Brief
For the listing below, give the count of lines containing the string "구하여라" and nothing else.
⁂
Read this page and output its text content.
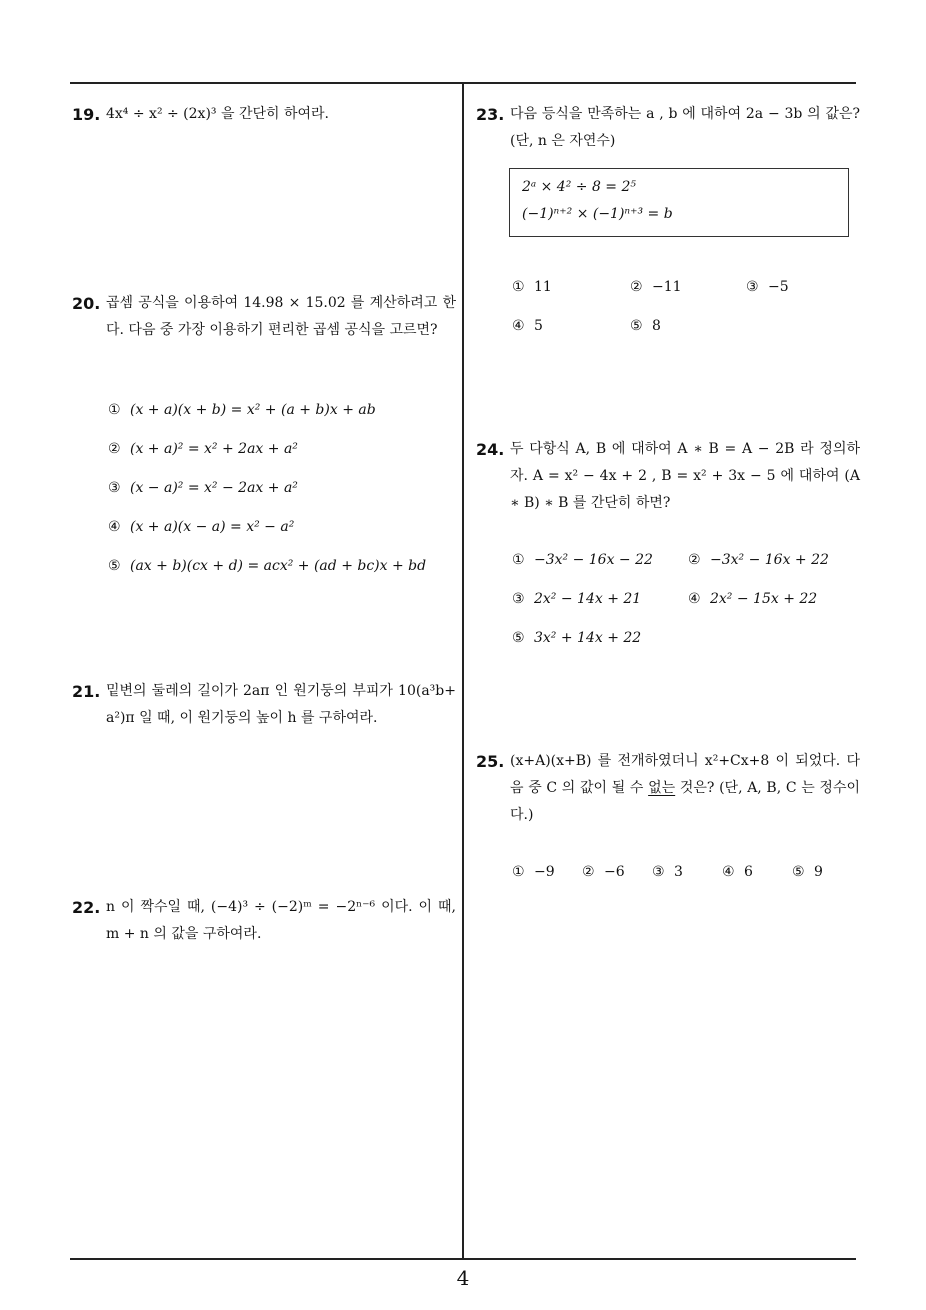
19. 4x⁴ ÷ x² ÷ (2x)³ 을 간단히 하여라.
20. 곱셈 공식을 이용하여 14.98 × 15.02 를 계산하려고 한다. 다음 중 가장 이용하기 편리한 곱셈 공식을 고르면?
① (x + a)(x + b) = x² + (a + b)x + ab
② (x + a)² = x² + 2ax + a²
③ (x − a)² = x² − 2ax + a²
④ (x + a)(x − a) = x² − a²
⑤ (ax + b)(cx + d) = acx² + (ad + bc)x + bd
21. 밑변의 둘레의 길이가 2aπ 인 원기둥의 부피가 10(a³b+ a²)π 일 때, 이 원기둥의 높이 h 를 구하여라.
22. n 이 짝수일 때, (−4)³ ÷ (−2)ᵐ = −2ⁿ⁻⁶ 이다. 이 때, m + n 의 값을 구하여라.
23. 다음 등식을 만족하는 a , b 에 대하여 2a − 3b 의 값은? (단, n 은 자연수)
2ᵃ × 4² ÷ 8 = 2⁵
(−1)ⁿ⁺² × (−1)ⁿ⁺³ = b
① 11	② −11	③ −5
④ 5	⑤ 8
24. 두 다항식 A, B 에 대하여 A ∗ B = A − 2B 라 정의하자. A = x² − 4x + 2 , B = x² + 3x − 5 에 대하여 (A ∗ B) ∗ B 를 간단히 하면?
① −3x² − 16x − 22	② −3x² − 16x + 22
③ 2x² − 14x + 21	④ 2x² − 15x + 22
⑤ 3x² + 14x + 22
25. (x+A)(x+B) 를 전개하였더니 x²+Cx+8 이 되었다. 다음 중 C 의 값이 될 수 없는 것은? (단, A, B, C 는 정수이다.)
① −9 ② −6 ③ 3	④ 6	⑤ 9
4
⁂
Result of the exercise
2